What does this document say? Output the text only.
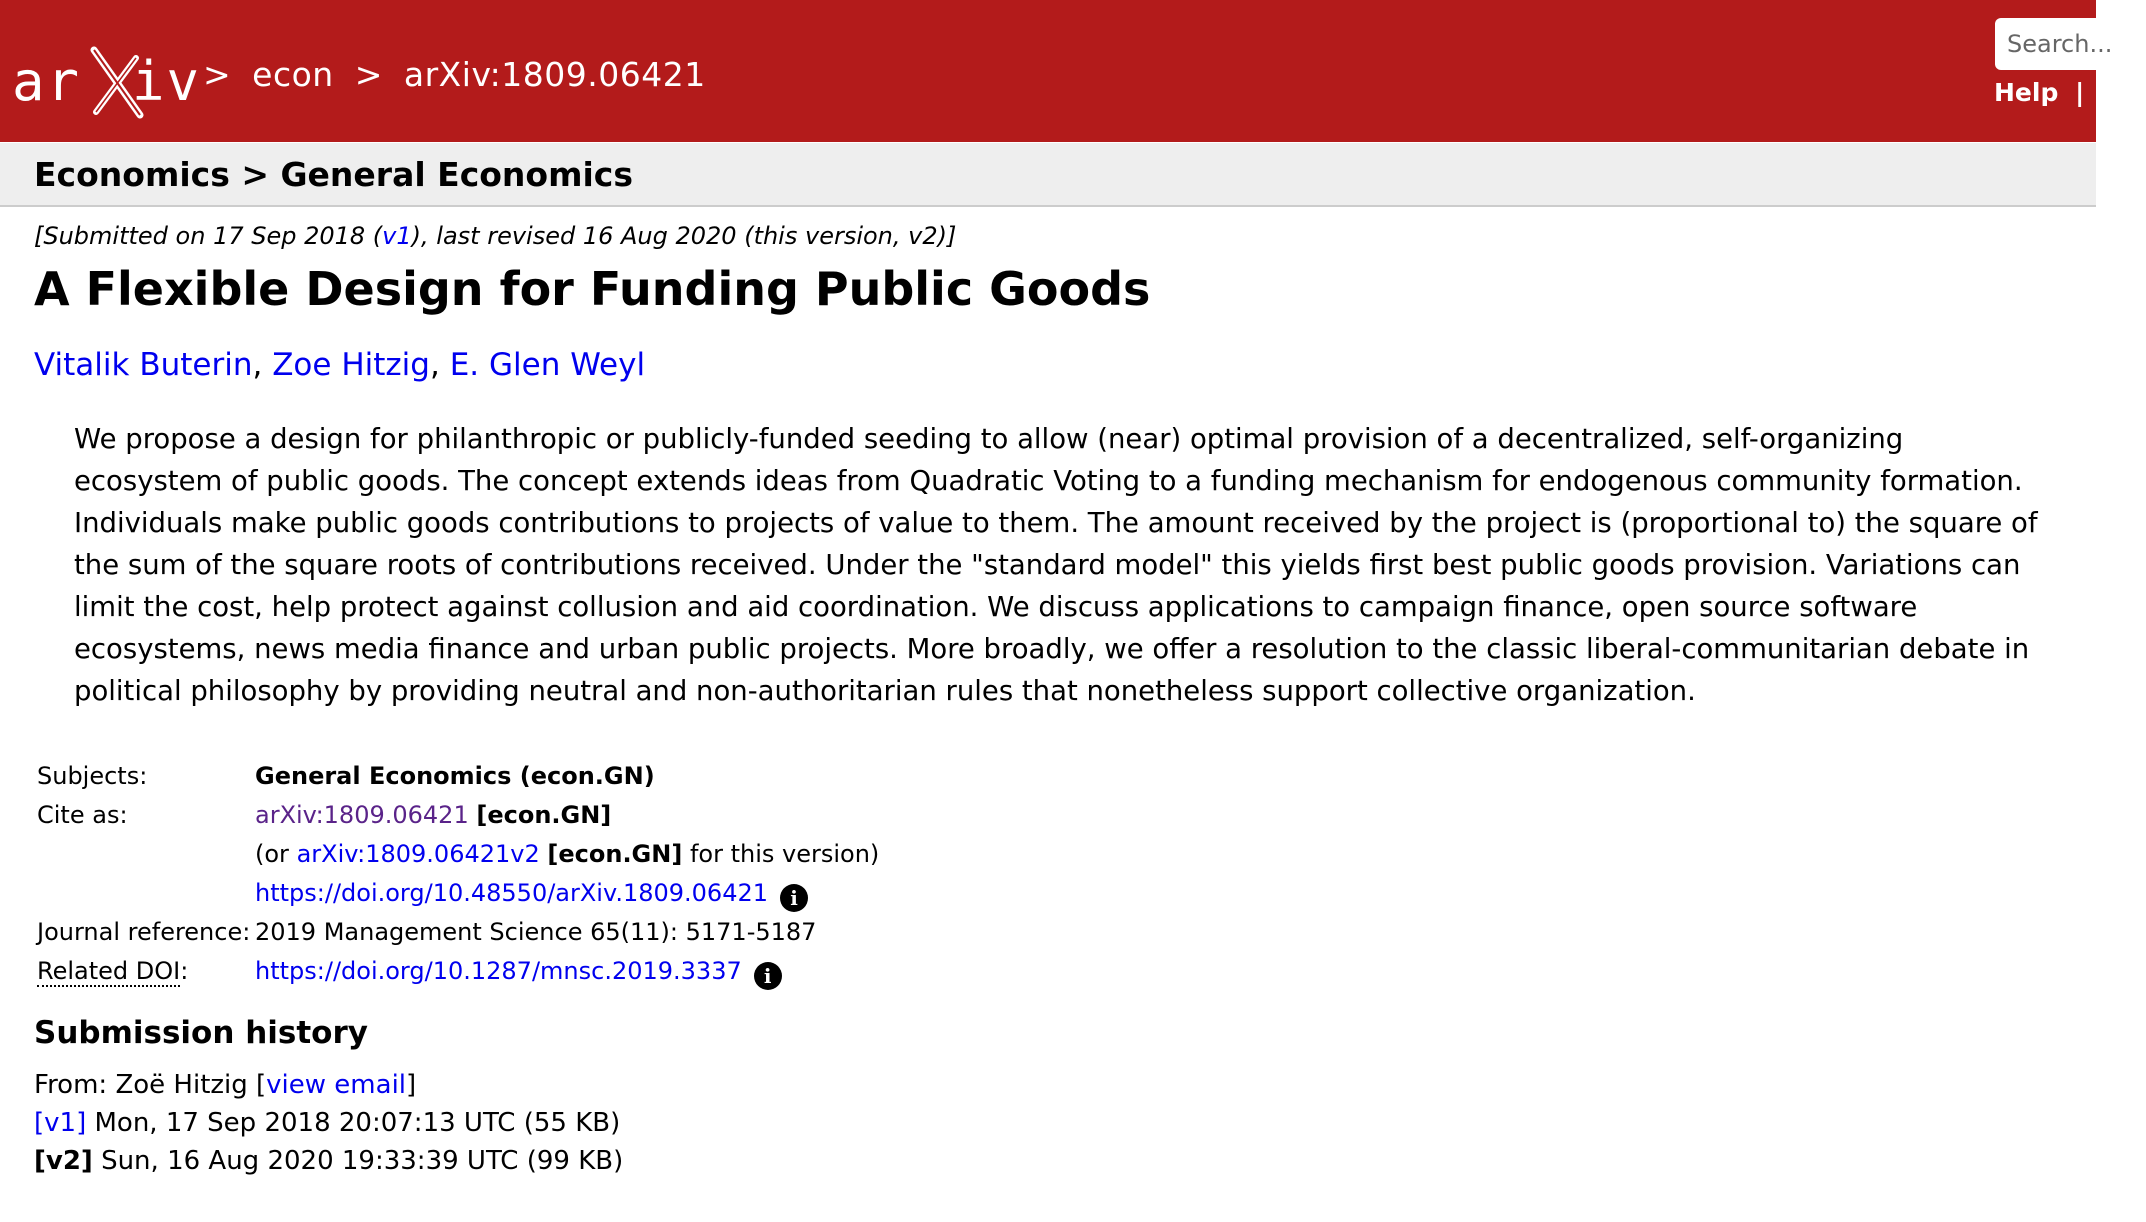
ar iv > econ > arXiv:1809.06421
Search...
Help | Ad
Economics > General Economics
[Submitted on 17 Sep 2018 (v1), last revised 16 Aug 2020 (this version, v2)]
A Flexible Design for Funding Public Goods
Vitalik Buterin, Zoe Hitzig, E. Glen Weyl
We propose a design for philanthropic or publicly-funded seeding to allow (near) optimal provision of a decentralized, self-organizing ecosystem of public goods. The concept extends ideas from Quadratic Voting to a funding mechanism for endogenous community formation. Individuals make public goods contributions to projects of value to them. The amount received by the project is (proportional to) the square of the sum of the square roots of contributions received. Under the "standard model" this yields first best public goods provision. Variations can limit the cost, help protect against collusion and aid coordination. We discuss applications to campaign finance, open source software ecosystems, news media finance and urban public projects. More broadly, we offer a resolution to the classic liberal-communitarian debate in political philosophy by providing neutral and non-authoritarian rules that nonetheless support collective organization.
Subjects:	General Economics (econ.GN)
Cite as:	arXiv:1809.06421 [econ.GN]
(or arXiv:1809.06421v2 [econ.GN] for this version)
https://doi.org/10.48550/arXiv.1809.06421 i
Journal reference: 2019 Management Science 65(11): 5171-5187
Related DOI:	https://doi.org/10.1287/mnsc.2019.3337 i
Submission history
From: Zoë Hitzig [view email]
[v1] Mon, 17 Sep 2018 20:07:13 UTC (55 KB)
[v2] Sun, 16 Aug 2020 19:33:39 UTC (99 KB)
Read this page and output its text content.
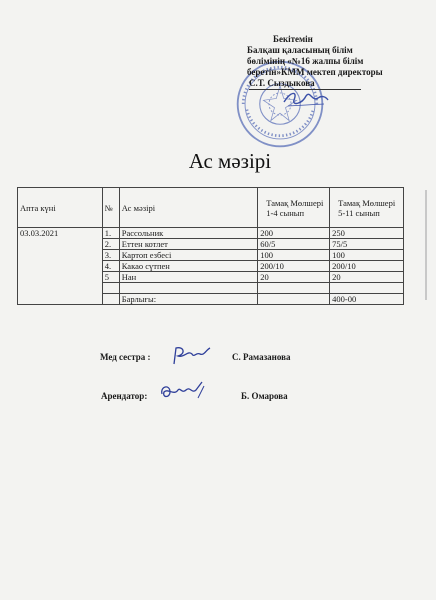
Бекітемін
Балқаш қаласының білім
бөлімінің «№16 жалпы білім
беретін»КММ мектеп директоры
С.Т. Сыздыкова
Ас мәзірі
Апта күні	№	Ас мәзірі	Тамақ Мөлшері 1-4 сынып	Тамақ Мөлшері 5-11 сынып
03.03.2021	1.	Рассольник	200	250
	2.	Еттен котлет	60/5	75/5
	3.	Картоп езбесі	100	100
	4.	Какао сүтпен	200/10	200/10
	5	Нан	20	20

		Барлығы:		400-00
Мед сестра :	С. Рамазанова
Арендатор:	Б. Омарова
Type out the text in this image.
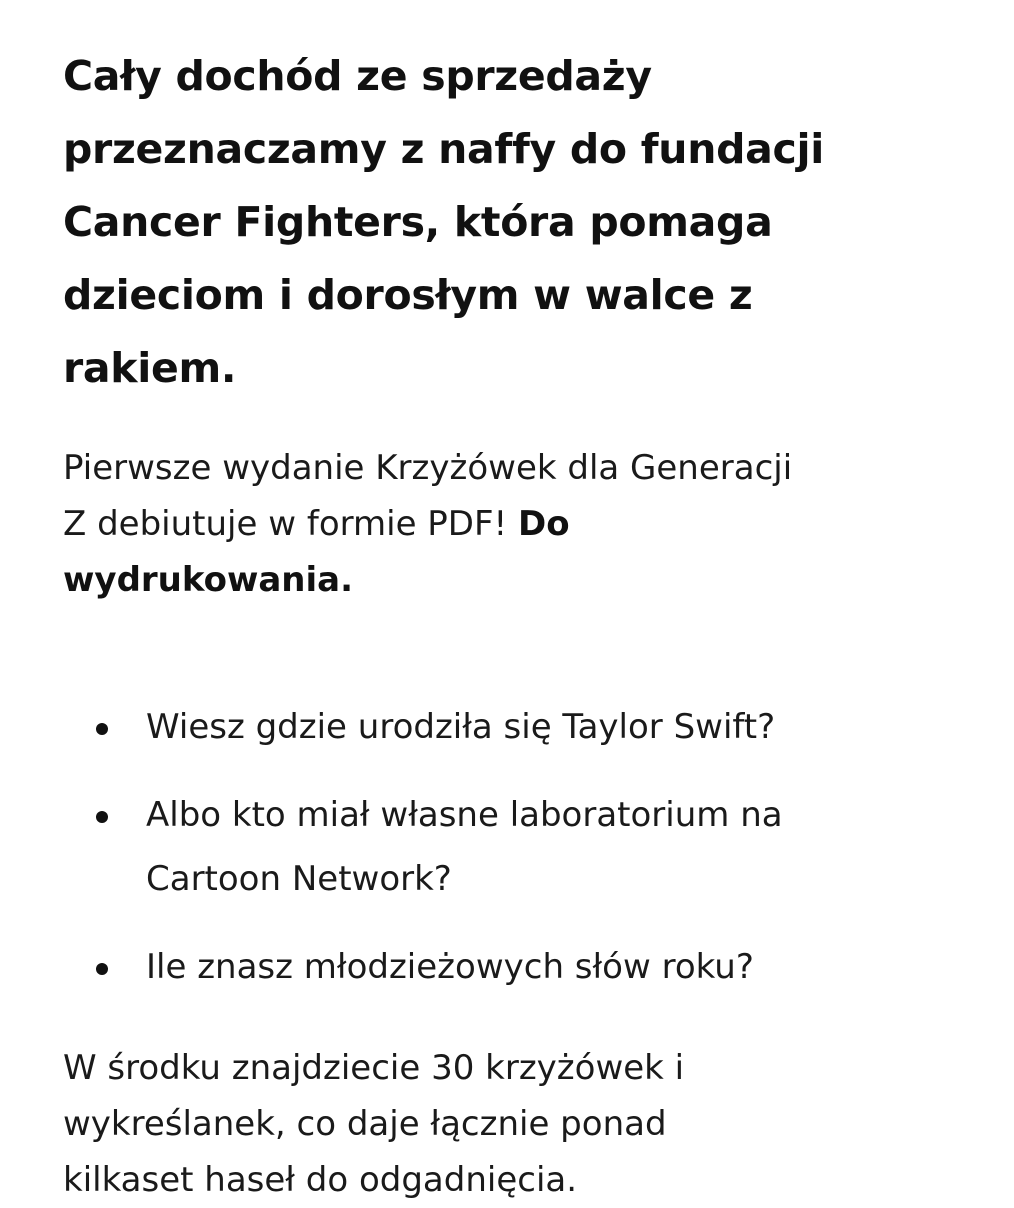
Cały dochód ze sprzedaży
przeznaczamy z naffy do fundacji
Cancer Fighters, która pomaga
dzieciom i dorosłym w walce z
rakiem.

Pierwsze wydanie Krzyżówek dla Generacji
Z debiutuje w formie PDF! Do
wydrukowania.

Wiesz gdzie urodziła się Taylor Swift?
Albo kto miał własne laboratorium na
Cartoon Network?
Ile znasz młodzieżowych słów roku?

W środku znajdziecie 30 krzyżówek i
wykreślanek, co daje łącznie ponad
kilkaset haseł do odgadnięcia.
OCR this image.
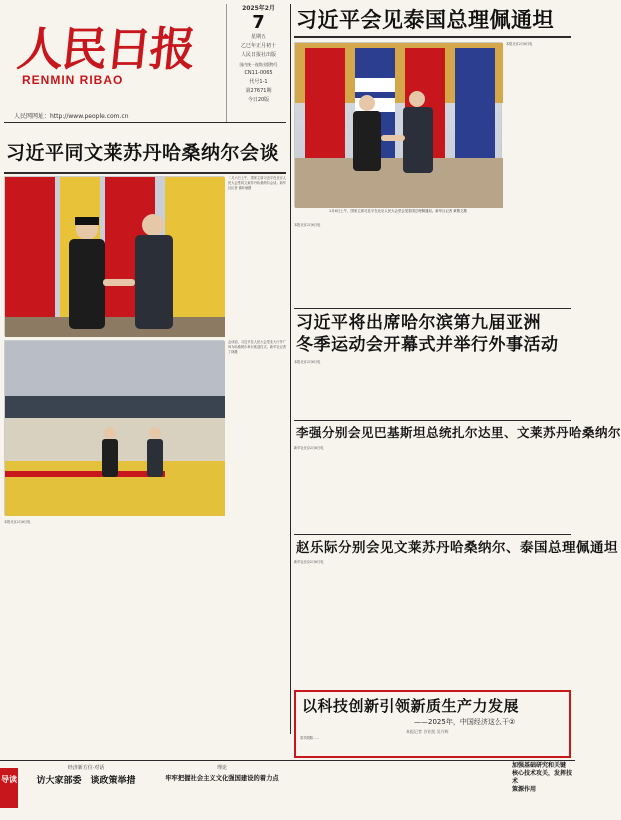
人民日报
RENMIN RIBAO
人民网网址：http://www.people.com.cn
2025年2月
7
星期五
乙巳年正月初十
人民日报社出版
国内统一连续出版物号
CN11-0065
代号1-1
第27671期
今日20版
习近平会见泰国总理佩通坦
本报北京2月6日电
2月6日上午，国家主席习近平在北京人民大会堂会见泰国总理佩通坦。新华社记者 黄敬文摄
本报北京2月6日电
习近平将出席哈尔滨第九届亚洲
冬季运动会开幕式并举行外事活动
本报北京2月6日电
李强分别会见巴基斯坦总统扎尔达里、文莱苏丹哈桑纳尔
新华社北京2月6日电
习近平同文莱苏丹哈桑纳尔会谈
二月六日上午，国家主席习近平在北京人民大会堂同文莱苏丹哈桑纳尔会谈。新华社记者 谢环驰摄
会谈前，习近平在人民大会堂北大厅外广场为哈桑纳尔举行欢迎仪式。新华社记者 丁林摄
本报北京2月6日电
赵乐际分别会见文莱苏丹哈桑纳尔、泰国总理佩通坦
新华社北京2月6日电
以科技创新引领新质生产力发展
——2025年，中国经济这么干②
本报记者 谷业凯 吴月辉
春节假期……
导读
经济新方位·对话
访大家部委　谈政策举措
理论
牢牢把握社会主义文化强国建设的着力点
加强基础研究和关键
核心技术攻关，发挥技术
策源作用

To do — Only lines with "General" are wanted here; list each of them.

Result of this exercise —
Economics > General Economics
Subjects:	General Economics (econ.GN)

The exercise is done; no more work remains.